### Goal:
Check each line for the string "xlabel", then give only how many lines have it.

### Provided records:
════
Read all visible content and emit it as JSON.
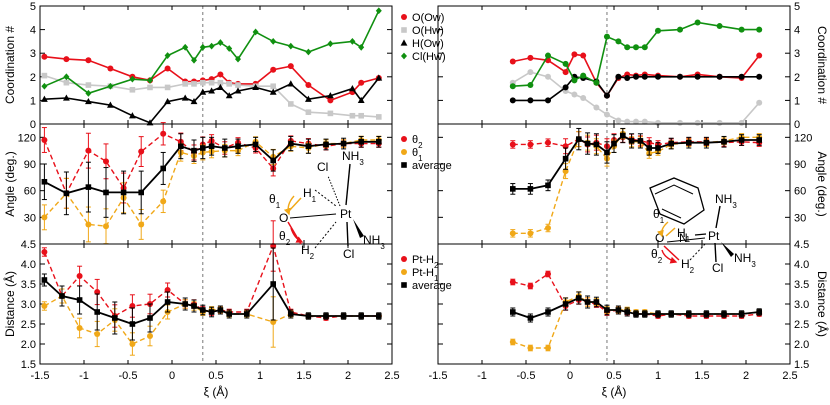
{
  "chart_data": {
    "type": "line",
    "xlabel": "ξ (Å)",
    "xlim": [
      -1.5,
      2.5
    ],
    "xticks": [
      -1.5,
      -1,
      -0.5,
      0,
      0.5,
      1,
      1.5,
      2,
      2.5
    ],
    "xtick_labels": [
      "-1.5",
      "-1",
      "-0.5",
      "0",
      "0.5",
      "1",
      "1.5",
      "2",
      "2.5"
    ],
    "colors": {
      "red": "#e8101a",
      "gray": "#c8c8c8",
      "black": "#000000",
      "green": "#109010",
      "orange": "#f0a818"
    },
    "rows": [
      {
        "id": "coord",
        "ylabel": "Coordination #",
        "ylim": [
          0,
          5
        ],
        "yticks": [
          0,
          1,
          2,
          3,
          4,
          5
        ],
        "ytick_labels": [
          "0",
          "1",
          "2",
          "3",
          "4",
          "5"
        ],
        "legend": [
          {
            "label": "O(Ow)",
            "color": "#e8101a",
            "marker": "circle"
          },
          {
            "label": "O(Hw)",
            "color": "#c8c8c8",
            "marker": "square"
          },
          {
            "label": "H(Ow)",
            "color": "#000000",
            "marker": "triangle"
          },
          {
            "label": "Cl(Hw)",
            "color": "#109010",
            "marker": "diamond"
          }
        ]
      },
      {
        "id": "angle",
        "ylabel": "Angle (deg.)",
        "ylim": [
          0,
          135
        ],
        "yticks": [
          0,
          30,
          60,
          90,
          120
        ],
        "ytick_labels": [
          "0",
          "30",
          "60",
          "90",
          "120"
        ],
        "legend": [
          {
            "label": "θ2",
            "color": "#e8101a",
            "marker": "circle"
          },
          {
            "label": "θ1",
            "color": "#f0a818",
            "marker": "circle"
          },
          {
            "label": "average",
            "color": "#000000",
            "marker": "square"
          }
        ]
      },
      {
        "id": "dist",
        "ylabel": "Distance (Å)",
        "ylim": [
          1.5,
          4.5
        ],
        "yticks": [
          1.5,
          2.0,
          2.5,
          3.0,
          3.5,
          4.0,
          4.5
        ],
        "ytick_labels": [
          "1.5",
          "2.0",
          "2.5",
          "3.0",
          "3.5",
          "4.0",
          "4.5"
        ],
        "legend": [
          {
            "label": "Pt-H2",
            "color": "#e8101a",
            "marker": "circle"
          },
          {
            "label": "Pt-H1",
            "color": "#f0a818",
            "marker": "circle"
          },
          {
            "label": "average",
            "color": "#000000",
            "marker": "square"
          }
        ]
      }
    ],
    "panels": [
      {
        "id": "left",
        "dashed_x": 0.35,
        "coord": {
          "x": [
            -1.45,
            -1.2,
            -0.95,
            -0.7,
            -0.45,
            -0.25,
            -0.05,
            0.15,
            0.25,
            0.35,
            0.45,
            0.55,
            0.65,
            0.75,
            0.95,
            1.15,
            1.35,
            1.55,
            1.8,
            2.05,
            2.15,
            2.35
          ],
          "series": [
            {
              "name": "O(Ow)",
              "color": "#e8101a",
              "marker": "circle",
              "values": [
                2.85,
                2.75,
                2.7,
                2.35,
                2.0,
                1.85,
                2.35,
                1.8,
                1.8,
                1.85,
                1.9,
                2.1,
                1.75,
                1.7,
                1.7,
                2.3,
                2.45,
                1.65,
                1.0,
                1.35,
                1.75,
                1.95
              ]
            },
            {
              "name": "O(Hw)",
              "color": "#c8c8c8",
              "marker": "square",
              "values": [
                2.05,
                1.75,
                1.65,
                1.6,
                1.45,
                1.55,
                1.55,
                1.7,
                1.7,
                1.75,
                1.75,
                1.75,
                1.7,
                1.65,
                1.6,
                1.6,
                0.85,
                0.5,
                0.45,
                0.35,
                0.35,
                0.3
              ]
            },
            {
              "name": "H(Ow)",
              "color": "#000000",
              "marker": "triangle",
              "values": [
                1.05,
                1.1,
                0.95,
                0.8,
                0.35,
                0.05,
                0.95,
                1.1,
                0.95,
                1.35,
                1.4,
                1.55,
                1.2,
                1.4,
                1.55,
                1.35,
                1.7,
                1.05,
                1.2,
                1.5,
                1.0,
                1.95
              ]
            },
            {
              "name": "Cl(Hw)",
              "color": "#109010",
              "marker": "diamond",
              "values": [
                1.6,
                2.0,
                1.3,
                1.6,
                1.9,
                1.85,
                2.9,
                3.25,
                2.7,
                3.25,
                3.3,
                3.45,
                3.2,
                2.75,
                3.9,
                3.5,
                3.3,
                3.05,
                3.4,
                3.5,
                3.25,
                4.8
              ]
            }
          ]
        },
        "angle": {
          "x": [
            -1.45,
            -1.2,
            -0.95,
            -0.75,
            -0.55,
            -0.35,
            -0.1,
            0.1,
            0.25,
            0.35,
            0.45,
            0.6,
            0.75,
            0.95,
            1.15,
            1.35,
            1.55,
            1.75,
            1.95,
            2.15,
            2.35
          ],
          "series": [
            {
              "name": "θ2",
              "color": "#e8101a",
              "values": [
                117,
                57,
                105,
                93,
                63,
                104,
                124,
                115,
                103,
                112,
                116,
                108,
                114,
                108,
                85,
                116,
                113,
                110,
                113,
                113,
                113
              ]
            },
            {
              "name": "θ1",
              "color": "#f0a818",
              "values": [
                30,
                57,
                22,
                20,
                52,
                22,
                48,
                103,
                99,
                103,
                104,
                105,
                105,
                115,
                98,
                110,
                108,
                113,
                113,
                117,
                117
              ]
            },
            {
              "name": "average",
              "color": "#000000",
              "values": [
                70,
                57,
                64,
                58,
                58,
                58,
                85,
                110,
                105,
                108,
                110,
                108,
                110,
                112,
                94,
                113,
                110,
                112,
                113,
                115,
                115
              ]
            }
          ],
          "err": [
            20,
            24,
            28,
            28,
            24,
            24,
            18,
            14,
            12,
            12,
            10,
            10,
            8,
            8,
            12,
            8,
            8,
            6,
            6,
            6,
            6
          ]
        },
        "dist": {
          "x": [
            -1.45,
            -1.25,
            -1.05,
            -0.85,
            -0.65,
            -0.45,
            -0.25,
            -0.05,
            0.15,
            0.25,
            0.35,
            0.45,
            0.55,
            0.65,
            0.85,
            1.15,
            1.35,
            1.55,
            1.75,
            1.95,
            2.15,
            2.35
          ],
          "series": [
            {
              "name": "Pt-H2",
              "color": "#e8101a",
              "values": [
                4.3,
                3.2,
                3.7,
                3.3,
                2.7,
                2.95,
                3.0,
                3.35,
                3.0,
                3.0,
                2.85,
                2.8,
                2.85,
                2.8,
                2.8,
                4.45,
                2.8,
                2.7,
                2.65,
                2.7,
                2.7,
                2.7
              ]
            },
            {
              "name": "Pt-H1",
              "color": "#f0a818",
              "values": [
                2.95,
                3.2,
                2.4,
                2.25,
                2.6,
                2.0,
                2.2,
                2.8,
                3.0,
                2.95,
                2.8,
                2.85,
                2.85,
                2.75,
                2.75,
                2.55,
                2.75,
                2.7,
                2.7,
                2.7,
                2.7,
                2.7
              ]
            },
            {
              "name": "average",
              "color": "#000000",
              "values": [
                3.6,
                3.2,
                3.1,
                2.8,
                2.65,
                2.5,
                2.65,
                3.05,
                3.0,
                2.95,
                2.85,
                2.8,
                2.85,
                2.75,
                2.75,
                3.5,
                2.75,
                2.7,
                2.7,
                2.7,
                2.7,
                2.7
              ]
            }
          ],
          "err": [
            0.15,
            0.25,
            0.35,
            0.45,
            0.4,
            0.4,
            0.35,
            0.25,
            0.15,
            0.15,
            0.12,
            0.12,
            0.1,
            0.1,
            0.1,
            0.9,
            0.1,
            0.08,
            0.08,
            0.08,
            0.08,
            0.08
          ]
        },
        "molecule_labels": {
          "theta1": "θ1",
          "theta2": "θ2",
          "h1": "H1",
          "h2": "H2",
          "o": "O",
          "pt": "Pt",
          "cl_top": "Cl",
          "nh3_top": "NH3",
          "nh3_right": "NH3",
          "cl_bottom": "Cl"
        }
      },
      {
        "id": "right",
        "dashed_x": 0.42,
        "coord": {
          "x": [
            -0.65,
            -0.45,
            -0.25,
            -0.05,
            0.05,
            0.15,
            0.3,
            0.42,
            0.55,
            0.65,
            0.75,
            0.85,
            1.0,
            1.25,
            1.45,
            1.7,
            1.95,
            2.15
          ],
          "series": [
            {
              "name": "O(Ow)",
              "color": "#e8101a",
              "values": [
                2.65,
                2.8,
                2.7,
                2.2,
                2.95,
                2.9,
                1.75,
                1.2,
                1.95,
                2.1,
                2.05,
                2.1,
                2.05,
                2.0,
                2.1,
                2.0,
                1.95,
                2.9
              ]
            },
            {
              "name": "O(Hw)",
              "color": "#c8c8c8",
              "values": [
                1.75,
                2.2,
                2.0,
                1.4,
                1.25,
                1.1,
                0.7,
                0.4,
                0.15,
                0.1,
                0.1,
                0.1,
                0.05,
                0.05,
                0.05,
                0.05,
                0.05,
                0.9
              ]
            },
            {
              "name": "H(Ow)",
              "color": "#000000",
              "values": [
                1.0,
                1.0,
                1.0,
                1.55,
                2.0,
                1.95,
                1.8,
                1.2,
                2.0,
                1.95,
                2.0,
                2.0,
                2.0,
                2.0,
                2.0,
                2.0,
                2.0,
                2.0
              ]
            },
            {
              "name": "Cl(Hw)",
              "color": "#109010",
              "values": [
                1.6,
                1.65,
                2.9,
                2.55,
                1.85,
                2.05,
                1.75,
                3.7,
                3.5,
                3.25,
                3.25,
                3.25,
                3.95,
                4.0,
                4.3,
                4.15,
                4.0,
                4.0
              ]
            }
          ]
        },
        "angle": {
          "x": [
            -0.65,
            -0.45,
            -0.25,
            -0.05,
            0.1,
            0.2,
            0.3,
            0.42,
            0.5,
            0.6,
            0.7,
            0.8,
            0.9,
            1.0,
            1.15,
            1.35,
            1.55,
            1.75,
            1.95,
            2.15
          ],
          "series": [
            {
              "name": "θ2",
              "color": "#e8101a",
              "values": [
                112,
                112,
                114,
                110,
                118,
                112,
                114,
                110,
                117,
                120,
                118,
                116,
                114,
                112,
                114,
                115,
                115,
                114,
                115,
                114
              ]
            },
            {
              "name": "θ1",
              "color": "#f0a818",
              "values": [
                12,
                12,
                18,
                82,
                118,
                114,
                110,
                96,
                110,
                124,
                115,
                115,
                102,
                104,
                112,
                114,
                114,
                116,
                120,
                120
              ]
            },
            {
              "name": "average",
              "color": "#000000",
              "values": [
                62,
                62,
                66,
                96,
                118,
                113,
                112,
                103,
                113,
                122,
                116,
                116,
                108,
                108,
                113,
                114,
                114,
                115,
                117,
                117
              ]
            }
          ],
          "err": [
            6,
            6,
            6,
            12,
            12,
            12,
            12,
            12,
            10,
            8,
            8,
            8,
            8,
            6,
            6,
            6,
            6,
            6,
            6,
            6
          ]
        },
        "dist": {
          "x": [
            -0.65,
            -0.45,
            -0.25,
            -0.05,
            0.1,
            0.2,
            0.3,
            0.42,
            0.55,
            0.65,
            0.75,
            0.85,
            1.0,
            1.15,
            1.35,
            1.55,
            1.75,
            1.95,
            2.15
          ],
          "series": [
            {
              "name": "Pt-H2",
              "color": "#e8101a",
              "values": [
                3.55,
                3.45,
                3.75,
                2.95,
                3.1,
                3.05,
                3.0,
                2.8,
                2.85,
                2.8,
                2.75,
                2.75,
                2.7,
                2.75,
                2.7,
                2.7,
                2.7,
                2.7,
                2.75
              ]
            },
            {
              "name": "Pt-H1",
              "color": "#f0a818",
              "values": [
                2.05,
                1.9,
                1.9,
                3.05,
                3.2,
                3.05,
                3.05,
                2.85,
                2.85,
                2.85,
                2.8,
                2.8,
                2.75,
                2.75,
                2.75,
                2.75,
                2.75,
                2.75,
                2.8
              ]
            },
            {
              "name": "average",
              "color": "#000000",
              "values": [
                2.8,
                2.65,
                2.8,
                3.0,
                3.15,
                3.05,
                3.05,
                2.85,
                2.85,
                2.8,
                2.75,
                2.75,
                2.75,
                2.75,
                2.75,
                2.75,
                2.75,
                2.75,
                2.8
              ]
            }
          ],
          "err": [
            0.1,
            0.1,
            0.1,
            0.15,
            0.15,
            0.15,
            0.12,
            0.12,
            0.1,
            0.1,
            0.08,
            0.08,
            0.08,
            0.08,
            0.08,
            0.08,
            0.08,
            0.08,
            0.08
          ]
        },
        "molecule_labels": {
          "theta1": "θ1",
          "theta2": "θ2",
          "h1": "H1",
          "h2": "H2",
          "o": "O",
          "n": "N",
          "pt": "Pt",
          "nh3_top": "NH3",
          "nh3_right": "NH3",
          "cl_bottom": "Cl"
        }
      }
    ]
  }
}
════
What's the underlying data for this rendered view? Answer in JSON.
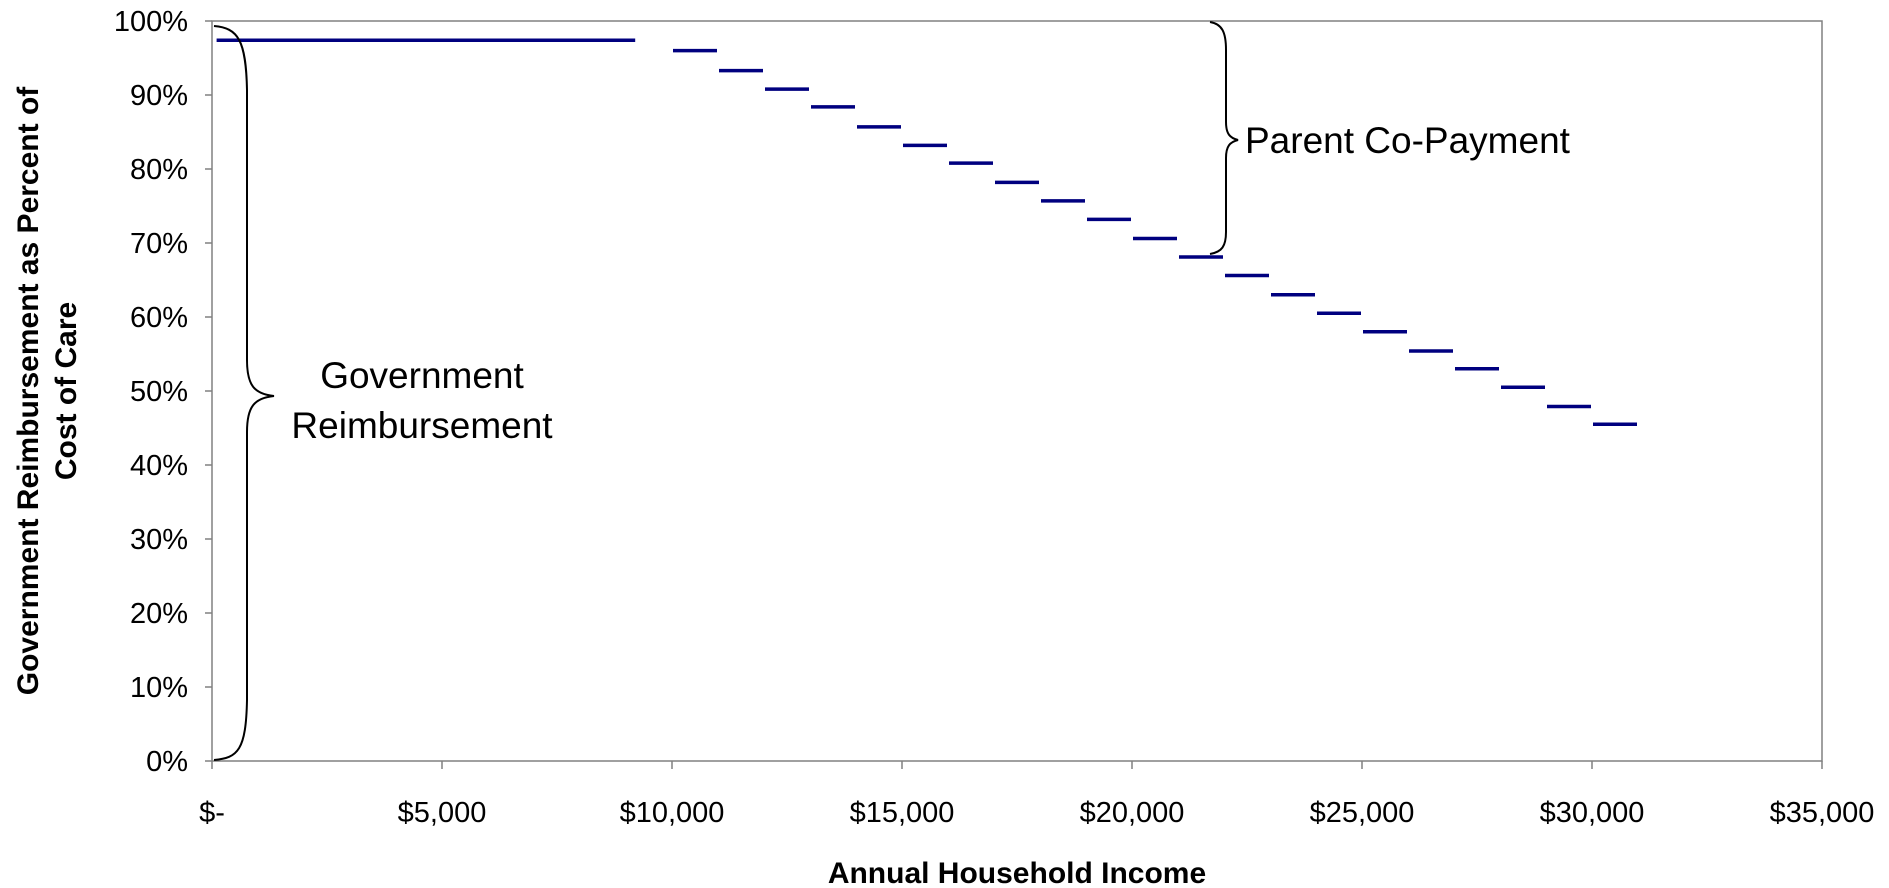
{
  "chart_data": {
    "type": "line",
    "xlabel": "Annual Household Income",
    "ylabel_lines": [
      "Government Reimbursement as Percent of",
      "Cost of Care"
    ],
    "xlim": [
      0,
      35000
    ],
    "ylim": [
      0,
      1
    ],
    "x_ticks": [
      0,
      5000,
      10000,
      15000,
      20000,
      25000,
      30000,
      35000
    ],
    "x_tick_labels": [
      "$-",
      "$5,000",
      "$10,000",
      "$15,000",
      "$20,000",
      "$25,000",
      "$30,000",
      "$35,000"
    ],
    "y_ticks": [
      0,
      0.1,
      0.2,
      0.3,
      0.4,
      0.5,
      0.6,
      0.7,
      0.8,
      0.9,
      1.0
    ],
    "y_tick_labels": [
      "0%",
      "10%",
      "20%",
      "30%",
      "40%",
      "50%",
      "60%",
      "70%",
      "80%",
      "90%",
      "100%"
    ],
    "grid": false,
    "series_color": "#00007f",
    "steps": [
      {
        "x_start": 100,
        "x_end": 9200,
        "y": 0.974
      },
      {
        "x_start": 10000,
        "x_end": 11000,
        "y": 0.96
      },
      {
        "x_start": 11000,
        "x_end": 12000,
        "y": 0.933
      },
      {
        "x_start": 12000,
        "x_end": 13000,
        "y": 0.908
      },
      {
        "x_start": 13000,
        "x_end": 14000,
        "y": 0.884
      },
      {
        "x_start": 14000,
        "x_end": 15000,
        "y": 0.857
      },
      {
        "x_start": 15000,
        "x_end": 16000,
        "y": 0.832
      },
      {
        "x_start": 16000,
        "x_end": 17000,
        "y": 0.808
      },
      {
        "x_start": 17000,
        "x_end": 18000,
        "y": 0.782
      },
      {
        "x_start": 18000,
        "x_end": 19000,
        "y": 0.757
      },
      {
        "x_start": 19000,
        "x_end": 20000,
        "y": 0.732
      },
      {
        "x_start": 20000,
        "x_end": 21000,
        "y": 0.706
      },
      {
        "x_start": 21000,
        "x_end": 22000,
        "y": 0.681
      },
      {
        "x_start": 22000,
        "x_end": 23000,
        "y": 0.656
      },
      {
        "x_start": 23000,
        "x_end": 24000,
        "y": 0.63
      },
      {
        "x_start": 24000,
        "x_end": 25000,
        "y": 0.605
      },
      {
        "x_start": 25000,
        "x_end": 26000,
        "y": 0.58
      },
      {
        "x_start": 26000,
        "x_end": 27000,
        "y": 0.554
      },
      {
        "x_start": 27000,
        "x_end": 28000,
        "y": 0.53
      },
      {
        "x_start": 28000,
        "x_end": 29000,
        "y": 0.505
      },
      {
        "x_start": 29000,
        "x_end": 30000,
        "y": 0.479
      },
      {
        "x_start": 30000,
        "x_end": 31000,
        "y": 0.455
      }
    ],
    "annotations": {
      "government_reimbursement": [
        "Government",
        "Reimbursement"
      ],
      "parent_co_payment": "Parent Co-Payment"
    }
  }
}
════
### Response to this exercise:
2